BEGIN Given data

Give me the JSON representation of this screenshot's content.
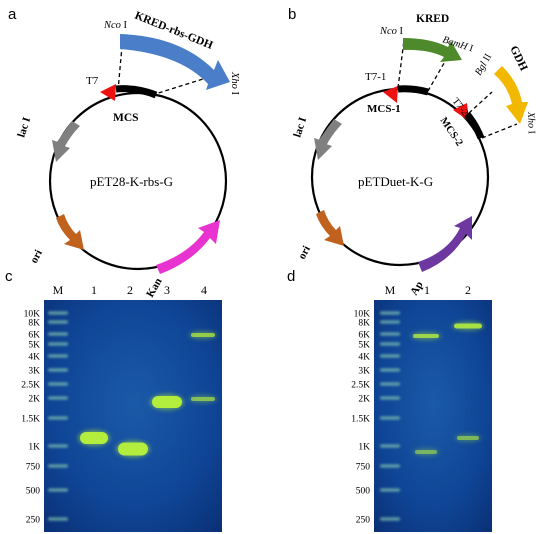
{
  "panels": {
    "a": {
      "letter": "a",
      "plasmid_name": "pET28-K-rbs-G",
      "promoter": "T7",
      "mcs": "MCS",
      "site1": "Nco",
      "site1_num": "I",
      "site2": "Xho",
      "site2_num": "I",
      "insert": "KRED-rbs-GDH",
      "genes": [
        "lac I",
        "ori",
        "Kan"
      ]
    },
    "b": {
      "letter": "b",
      "plasmid_name": "pETDuet-K-G",
      "promoter1": "T7-1",
      "promoter2": "T7-2",
      "mcs1": "MCS-1",
      "mcs2": "MCS-2",
      "insert1": "KRED",
      "insert2": "GDH",
      "site_nco": "Nco",
      "site_nco_num": "I",
      "site_bam": "BamH",
      "site_bam_num": "I",
      "site_bgl": "Bgl",
      "site_bgl_num": "II",
      "site_xho": "Xho",
      "site_xho_num": "I",
      "genes": [
        "lac I",
        "ori",
        "Ap"
      ]
    },
    "c": {
      "letter": "c",
      "lane_labels": [
        "M",
        "1",
        "2",
        "3",
        "4"
      ],
      "ladder": [
        "10K",
        "8K",
        "6K",
        "5K",
        "4K",
        "3K",
        "2.5K",
        "2K",
        "1.5K",
        "1K",
        "750",
        "500",
        "250"
      ]
    },
    "d": {
      "letter": "d",
      "lane_labels": [
        "M",
        "1",
        "2"
      ],
      "ladder": [
        "10K",
        "8K",
        "6K",
        "5K",
        "4K",
        "3K",
        "2.5K",
        "2K",
        "1.5K",
        "1K",
        "750",
        "500",
        "250"
      ]
    }
  },
  "colors": {
    "promoter": "#ee1111",
    "kred_gdh": "#4a7ec8",
    "kred": "#4e8a2c",
    "gdh": "#f2b800",
    "lac": "#808080",
    "ori": "#c0621e",
    "kan": "#e833d0",
    "ap": "#6d39a0",
    "gel_bg": "#0c3d8c",
    "band": "#b7f13b"
  }
}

END Given data

The task: The records above must be returned exactly, with each picture omitted.

Answer to this exercise:
Give me the JSON representation of this screenshot's content.
{
  "panels": {
    "a": {
      "letter": "a",
      "plasmid_name": "pET28-K-rbs-G",
      "promoter": "T7",
      "mcs": "MCS",
      "site1": "Nco",
      "site1_num": "I",
      "site2": "Xho",
      "site2_num": "I",
      "insert": "KRED-rbs-GDH",
      "genes": [
        "lac I",
        "ori",
        "Kan"
      ]
    },
    "b": {
      "letter": "b",
      "plasmid_name": "pETDuet-K-G",
      "promoter1": "T7-1",
      "promoter2": "T7-2",
      "mcs1": "MCS-1",
      "mcs2": "MCS-2",
      "insert1": "KRED",
      "insert2": "GDH",
      "site_nco": "Nco",
      "site_nco_num": "I",
      "site_bam": "BamH",
      "site_bam_num": "I",
      "site_bgl": "Bgl",
      "site_bgl_num": "II",
      "site_xho": "Xho",
      "site_xho_num": "I",
      "genes": [
        "lac I",
        "ori",
        "Ap"
      ]
    },
    "c": {
      "letter": "c",
      "lane_labels": [
        "M",
        "1",
        "2",
        "3",
        "4"
      ],
      "ladder": [
        "10K",
        "8K",
        "6K",
        "5K",
        "4K",
        "3K",
        "2.5K",
        "2K",
        "1.5K",
        "1K",
        "750",
        "500",
        "250"
      ]
    },
    "d": {
      "letter": "d",
      "lane_labels": [
        "M",
        "1",
        "2"
      ],
      "ladder": [
        "10K",
        "8K",
        "6K",
        "5K",
        "4K",
        "3K",
        "2.5K",
        "2K",
        "1.5K",
        "1K",
        "750",
        "500",
        "250"
      ]
    }
  },
  "colors": {
    "promoter": "#ee1111",
    "kred_gdh": "#4a7ec8",
    "kred": "#4e8a2c",
    "gdh": "#f2b800",
    "lac": "#808080",
    "ori": "#c0621e",
    "kan": "#e833d0",
    "ap": "#6d39a0",
    "gel_bg": "#0c3d8c",
    "band": "#b7f13b"
  }
}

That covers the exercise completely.